Stored records:
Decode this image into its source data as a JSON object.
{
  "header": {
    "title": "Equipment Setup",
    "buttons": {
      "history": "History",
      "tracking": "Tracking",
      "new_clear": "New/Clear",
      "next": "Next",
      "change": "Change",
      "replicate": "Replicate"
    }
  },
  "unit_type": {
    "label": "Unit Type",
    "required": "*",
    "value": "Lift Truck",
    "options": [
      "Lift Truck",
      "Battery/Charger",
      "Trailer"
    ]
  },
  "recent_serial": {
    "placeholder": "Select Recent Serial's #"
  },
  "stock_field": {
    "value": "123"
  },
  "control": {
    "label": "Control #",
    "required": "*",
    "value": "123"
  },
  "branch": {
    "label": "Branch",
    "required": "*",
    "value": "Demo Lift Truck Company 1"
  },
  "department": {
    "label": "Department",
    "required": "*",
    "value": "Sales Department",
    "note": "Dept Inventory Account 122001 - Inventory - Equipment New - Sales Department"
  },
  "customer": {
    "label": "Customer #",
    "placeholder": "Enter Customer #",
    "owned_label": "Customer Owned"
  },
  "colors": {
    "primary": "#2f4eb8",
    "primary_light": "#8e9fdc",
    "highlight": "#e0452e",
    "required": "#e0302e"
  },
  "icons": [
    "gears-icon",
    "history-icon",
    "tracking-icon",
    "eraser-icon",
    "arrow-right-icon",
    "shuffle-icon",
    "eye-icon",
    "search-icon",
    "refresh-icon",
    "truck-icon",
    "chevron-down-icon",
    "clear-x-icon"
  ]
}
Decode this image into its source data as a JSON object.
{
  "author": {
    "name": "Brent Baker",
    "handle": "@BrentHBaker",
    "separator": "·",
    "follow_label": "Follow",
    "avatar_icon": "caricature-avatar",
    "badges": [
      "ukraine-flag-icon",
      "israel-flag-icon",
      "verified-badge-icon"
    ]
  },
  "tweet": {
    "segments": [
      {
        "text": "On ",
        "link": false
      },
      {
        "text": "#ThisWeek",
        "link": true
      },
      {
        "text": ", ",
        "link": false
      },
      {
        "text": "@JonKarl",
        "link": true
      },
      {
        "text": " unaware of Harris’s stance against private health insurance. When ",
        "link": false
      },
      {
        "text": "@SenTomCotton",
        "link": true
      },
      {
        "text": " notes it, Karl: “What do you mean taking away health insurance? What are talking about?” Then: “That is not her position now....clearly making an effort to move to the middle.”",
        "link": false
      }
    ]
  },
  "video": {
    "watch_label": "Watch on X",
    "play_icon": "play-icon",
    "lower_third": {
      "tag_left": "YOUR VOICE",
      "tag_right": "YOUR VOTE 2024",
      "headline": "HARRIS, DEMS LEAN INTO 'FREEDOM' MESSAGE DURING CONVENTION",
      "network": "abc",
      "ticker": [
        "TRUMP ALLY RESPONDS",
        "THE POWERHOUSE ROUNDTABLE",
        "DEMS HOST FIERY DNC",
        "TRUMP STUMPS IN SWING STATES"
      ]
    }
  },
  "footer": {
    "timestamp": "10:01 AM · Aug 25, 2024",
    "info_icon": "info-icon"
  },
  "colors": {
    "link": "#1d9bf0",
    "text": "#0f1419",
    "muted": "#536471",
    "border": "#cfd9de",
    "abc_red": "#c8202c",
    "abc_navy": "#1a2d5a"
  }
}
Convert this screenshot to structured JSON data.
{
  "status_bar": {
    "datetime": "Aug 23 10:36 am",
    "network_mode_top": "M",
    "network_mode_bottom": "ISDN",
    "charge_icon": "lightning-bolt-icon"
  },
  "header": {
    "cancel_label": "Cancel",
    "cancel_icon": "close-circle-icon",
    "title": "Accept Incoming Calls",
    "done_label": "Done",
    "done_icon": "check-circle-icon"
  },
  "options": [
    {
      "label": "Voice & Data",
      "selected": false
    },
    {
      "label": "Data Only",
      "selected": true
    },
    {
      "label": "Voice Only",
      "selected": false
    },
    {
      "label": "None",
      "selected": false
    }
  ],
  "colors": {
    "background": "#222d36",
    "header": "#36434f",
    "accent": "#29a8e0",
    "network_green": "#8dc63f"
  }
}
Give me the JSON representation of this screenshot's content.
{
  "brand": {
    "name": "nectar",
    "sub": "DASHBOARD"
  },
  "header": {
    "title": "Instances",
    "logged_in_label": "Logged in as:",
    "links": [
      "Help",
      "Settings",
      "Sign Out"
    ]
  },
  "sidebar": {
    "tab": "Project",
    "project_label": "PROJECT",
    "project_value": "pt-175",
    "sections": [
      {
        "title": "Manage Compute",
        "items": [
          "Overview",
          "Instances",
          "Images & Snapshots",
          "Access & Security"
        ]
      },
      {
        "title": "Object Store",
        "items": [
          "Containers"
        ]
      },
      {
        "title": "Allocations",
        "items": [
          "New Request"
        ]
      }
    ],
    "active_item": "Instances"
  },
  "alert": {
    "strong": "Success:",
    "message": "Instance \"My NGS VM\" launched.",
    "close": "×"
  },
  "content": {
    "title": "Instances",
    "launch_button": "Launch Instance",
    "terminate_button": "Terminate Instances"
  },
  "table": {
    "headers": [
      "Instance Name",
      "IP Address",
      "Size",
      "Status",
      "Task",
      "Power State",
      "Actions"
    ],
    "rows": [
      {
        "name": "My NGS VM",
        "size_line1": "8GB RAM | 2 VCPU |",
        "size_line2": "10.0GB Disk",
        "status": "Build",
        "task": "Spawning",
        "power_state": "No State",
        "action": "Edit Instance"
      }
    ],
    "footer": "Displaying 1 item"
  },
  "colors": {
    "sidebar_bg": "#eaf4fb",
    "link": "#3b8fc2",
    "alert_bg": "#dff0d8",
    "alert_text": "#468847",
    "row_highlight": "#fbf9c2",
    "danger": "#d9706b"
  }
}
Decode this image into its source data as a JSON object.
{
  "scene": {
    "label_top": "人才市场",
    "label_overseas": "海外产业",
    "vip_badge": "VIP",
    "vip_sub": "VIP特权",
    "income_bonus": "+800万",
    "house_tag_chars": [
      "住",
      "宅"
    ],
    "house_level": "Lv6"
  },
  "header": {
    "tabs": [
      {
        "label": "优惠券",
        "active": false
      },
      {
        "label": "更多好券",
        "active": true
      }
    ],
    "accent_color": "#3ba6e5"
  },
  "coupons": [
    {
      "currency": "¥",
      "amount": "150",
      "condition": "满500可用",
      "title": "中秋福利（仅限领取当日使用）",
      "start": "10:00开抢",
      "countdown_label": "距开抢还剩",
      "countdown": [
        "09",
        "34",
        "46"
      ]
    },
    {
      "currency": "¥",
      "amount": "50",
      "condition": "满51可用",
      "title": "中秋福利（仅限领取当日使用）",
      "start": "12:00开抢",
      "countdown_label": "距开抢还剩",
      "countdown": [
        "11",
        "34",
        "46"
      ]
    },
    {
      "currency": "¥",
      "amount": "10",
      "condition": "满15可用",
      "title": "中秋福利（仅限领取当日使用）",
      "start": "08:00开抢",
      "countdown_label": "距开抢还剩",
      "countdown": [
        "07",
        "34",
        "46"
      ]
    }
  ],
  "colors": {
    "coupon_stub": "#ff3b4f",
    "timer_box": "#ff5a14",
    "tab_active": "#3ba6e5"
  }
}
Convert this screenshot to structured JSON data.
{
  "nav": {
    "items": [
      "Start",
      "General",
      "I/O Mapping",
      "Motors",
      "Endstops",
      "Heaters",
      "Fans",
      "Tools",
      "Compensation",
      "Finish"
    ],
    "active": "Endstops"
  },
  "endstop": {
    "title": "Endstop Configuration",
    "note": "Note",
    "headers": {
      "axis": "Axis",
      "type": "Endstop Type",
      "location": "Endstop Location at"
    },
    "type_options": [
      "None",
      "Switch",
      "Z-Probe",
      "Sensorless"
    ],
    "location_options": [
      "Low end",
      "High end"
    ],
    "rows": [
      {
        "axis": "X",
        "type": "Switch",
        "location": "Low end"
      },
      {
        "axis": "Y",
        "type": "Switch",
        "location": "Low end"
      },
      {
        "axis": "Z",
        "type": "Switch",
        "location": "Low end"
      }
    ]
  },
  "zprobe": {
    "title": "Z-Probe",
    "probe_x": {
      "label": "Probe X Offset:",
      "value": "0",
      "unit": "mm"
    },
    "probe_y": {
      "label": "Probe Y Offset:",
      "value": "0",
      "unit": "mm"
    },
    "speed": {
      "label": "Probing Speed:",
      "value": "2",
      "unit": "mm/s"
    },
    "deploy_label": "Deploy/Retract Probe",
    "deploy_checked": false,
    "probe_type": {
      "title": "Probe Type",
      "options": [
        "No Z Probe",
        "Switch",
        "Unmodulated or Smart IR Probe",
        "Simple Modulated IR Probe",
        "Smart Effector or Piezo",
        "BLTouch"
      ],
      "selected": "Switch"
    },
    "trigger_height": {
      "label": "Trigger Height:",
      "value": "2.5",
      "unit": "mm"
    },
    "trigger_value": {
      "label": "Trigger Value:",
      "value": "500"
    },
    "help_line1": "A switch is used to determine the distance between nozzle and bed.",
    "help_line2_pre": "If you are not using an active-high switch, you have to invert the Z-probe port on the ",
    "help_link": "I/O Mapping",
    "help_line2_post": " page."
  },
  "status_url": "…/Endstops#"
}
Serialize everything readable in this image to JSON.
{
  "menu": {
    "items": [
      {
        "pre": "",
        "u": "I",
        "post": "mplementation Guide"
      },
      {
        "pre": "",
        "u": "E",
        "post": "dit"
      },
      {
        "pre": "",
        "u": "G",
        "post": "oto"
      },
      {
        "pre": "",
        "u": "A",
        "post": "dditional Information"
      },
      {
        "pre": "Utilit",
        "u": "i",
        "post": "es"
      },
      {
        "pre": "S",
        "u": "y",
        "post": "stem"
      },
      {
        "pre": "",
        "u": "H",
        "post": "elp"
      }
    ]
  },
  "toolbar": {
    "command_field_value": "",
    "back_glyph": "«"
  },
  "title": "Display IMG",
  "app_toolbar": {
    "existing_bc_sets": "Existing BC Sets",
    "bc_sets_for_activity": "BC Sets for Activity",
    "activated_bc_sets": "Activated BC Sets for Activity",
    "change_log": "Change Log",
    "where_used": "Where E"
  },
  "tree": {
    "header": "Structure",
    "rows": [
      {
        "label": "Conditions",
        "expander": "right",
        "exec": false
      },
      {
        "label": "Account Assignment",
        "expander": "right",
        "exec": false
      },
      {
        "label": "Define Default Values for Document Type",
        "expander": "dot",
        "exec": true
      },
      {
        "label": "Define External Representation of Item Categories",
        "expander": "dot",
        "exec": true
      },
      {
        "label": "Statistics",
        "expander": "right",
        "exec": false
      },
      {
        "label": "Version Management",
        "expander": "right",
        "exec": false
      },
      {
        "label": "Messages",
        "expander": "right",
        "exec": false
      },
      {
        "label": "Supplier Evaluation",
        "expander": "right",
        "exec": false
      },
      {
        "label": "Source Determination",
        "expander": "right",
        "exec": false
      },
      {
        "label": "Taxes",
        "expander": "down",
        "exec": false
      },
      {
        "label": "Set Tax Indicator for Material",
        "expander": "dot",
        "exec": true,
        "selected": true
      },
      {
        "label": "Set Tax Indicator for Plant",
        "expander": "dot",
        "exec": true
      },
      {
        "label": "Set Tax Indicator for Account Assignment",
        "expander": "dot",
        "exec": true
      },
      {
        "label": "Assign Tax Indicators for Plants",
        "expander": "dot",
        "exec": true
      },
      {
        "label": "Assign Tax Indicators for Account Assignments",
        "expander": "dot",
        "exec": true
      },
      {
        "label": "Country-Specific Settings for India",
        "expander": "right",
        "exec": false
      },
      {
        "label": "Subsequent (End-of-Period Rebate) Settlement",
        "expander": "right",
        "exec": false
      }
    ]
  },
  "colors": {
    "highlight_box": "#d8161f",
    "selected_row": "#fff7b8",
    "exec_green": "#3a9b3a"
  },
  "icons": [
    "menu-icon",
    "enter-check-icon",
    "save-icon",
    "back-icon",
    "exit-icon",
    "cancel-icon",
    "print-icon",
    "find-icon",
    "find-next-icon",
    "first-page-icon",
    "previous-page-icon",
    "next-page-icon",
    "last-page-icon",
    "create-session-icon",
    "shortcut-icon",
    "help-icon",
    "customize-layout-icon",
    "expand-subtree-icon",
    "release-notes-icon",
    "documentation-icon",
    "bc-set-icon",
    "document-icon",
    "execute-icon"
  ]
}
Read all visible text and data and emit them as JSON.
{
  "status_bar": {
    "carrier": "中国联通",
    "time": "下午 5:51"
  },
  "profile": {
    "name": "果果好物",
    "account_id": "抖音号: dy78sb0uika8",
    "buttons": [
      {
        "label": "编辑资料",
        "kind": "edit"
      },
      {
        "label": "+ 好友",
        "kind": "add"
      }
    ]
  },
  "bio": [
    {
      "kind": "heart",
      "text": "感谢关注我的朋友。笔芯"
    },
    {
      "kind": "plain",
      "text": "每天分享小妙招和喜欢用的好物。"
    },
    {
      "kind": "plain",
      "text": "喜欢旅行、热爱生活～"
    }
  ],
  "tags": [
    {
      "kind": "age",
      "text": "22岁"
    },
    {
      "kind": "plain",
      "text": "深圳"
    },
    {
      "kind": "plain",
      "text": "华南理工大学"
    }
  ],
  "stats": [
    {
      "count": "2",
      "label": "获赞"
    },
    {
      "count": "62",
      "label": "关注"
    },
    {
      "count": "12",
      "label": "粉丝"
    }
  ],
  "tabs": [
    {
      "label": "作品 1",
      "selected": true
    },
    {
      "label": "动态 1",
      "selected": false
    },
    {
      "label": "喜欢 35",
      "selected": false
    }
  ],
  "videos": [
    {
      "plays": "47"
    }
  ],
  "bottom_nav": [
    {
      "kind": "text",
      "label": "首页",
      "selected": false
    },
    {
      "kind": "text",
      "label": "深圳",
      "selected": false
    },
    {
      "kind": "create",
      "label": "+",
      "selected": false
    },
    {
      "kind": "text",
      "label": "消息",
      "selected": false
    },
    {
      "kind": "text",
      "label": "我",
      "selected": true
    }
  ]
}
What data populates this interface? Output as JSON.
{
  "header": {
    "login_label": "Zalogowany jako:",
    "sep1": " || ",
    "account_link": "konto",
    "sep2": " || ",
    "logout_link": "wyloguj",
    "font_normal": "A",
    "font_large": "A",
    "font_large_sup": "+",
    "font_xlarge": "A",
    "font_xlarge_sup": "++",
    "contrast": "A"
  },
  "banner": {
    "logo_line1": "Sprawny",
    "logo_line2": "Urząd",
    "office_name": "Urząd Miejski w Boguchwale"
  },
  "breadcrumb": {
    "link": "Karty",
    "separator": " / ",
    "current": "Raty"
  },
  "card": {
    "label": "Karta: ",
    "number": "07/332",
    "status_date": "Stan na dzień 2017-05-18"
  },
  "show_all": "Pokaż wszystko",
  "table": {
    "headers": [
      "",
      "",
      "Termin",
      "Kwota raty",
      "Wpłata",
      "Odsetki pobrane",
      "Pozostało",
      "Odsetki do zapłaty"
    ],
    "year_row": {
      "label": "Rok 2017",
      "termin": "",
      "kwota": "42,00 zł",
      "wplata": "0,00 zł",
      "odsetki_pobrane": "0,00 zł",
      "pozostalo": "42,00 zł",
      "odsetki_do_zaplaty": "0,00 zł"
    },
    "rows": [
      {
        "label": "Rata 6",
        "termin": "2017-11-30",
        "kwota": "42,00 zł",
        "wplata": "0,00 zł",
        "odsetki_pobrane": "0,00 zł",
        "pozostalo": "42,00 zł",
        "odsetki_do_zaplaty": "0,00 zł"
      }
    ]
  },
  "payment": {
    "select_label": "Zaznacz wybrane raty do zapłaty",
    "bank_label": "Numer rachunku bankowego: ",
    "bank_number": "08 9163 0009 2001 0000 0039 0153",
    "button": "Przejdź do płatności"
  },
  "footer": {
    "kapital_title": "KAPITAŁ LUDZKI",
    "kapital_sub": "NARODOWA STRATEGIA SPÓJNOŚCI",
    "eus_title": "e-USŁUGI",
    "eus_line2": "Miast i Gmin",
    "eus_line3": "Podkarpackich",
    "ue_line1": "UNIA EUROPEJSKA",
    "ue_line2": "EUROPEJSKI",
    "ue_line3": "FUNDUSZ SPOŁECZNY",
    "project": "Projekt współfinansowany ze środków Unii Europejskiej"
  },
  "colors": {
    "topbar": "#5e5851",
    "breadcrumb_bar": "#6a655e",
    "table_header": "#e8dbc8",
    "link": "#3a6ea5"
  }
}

(PROBLEM TO SOLVE): What is the number of lines in the data holding the word "placeholder"? Reply with that number only.

(PROBLEM SOLUTION): 2